--- BEGIN ---

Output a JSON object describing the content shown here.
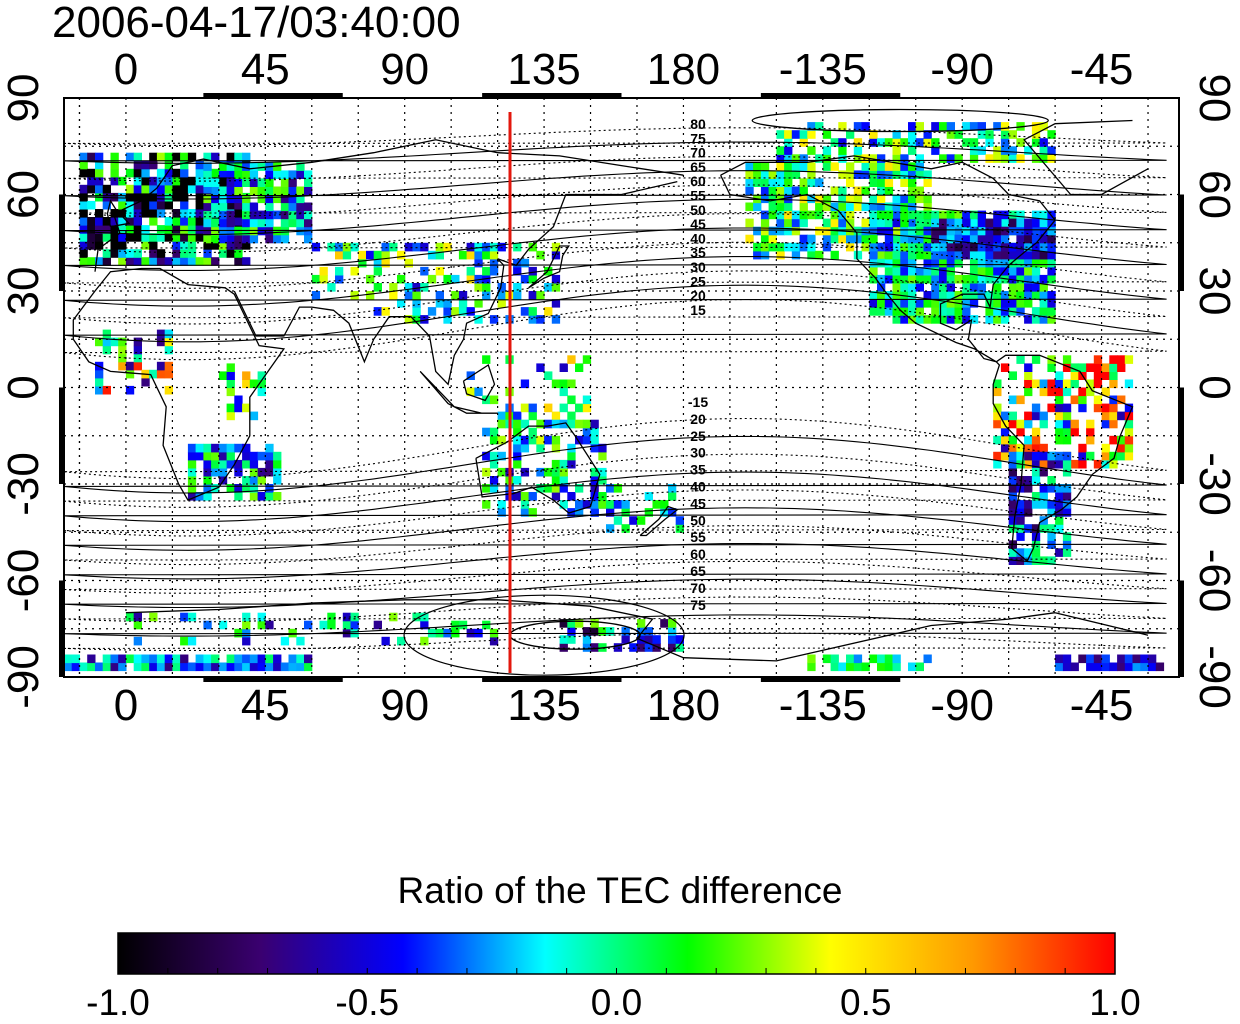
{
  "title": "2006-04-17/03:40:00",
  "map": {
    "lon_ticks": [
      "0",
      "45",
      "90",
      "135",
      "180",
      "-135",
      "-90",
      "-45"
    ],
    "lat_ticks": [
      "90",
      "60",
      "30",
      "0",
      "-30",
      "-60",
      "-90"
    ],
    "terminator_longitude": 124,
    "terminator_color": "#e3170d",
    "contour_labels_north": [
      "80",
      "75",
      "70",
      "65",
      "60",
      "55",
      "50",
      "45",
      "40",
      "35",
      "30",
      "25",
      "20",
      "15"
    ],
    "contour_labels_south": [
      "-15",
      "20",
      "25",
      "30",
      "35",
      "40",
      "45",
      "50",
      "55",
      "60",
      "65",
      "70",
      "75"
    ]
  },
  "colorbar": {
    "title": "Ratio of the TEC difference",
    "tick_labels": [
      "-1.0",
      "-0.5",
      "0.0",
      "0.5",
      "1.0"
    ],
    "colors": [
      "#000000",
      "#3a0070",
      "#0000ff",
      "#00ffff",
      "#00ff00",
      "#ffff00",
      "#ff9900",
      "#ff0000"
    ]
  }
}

--- END ---
--- BEGIN ---

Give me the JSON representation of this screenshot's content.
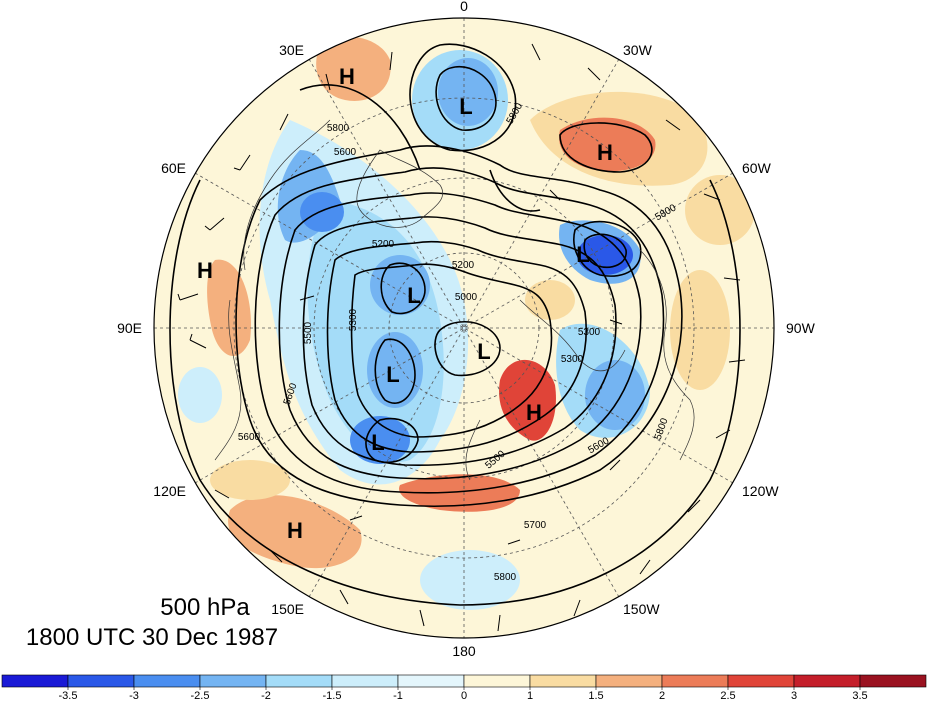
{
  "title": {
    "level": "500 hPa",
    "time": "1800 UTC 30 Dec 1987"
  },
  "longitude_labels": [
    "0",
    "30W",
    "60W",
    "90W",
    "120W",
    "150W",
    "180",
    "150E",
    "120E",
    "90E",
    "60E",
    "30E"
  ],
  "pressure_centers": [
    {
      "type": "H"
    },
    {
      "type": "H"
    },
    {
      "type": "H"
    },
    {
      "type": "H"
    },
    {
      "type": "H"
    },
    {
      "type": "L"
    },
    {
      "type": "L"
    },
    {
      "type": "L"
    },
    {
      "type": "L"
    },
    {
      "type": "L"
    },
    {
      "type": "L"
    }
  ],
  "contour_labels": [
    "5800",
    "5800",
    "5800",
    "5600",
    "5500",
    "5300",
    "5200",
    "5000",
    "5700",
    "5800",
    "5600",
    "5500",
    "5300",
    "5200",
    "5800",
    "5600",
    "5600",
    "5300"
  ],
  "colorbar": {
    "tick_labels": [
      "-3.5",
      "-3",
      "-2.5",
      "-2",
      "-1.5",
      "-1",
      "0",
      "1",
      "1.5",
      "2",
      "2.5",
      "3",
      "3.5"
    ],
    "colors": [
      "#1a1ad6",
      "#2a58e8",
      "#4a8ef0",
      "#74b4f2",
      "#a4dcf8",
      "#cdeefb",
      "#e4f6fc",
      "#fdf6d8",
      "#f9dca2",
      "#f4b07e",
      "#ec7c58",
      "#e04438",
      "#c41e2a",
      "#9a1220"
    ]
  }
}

--- END ---

Reply with one number only, the count of lines above that hold the string "JSON".

Written response - 2